§ Stored records:
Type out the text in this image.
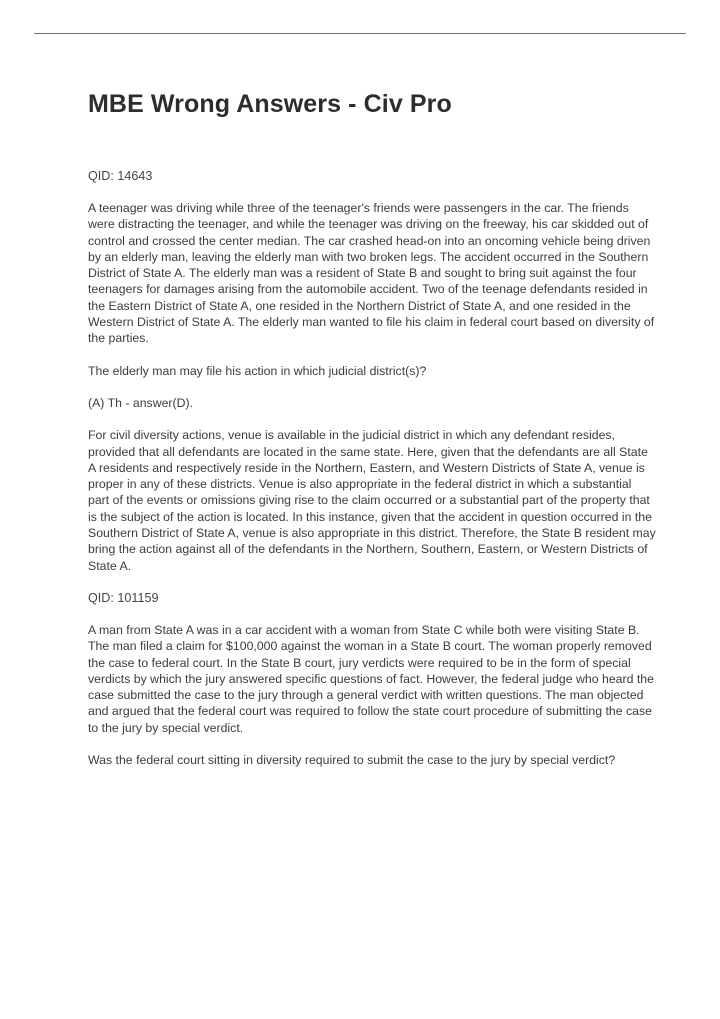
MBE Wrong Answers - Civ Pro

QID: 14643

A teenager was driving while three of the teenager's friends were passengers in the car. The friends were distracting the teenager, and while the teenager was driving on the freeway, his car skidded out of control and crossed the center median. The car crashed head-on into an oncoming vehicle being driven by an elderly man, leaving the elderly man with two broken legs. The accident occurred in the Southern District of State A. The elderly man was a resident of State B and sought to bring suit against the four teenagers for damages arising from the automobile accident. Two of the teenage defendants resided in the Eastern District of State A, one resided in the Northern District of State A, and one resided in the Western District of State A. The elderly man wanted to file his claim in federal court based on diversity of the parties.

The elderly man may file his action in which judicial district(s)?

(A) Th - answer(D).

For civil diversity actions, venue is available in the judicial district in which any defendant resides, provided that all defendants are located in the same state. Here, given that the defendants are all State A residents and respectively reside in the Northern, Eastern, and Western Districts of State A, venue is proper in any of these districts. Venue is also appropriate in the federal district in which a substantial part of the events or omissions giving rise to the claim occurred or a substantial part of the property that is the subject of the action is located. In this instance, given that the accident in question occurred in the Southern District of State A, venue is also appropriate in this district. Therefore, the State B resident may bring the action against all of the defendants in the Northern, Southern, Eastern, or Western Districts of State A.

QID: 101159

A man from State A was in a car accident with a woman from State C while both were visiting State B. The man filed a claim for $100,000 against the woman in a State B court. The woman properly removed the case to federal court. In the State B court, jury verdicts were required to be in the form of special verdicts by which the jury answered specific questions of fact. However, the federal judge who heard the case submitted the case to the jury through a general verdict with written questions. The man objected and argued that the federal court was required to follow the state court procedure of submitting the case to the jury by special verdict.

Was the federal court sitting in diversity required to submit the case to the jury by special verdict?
==
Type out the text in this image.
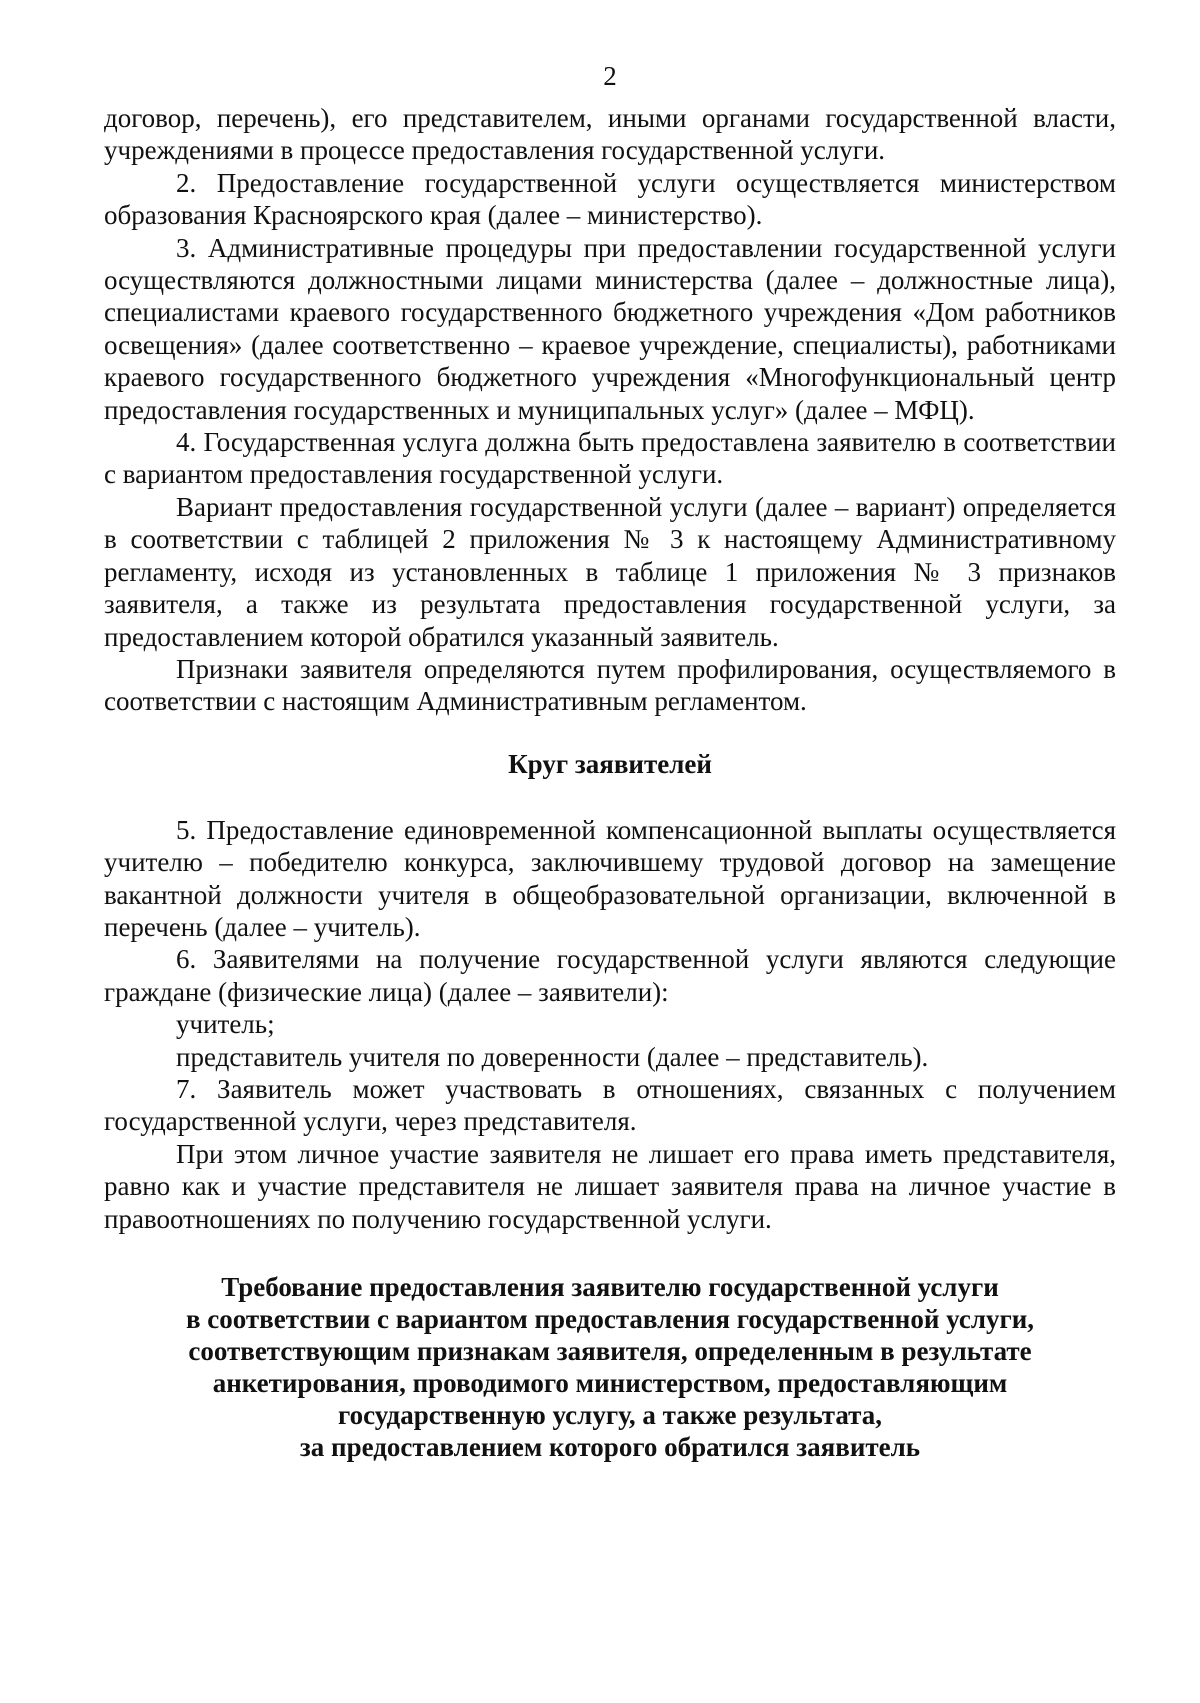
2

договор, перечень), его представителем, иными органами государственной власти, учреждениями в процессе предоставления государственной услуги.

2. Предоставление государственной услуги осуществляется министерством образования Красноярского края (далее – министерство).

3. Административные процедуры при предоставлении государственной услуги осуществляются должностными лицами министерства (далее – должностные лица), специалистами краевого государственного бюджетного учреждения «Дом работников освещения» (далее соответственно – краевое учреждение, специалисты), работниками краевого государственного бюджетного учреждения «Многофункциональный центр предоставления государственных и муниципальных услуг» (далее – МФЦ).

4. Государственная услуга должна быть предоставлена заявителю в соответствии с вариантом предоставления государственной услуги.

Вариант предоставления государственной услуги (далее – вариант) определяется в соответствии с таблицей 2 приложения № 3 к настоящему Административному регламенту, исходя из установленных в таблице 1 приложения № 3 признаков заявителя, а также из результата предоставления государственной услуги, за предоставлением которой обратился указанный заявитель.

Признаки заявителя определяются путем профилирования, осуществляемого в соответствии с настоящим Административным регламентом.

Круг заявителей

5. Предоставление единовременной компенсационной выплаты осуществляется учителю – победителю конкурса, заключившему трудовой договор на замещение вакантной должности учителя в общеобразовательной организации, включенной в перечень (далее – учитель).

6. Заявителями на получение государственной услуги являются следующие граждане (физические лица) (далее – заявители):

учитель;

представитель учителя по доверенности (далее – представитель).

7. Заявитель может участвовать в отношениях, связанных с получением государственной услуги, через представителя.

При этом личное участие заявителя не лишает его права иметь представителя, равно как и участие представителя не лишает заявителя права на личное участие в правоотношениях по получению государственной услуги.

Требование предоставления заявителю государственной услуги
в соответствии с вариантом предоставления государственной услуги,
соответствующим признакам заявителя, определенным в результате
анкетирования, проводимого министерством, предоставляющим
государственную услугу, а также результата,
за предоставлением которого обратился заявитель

§ Task goal:
State the number of lines in the preceding entries that include the word "court". Provide nothing else.

§ Worked answer:
3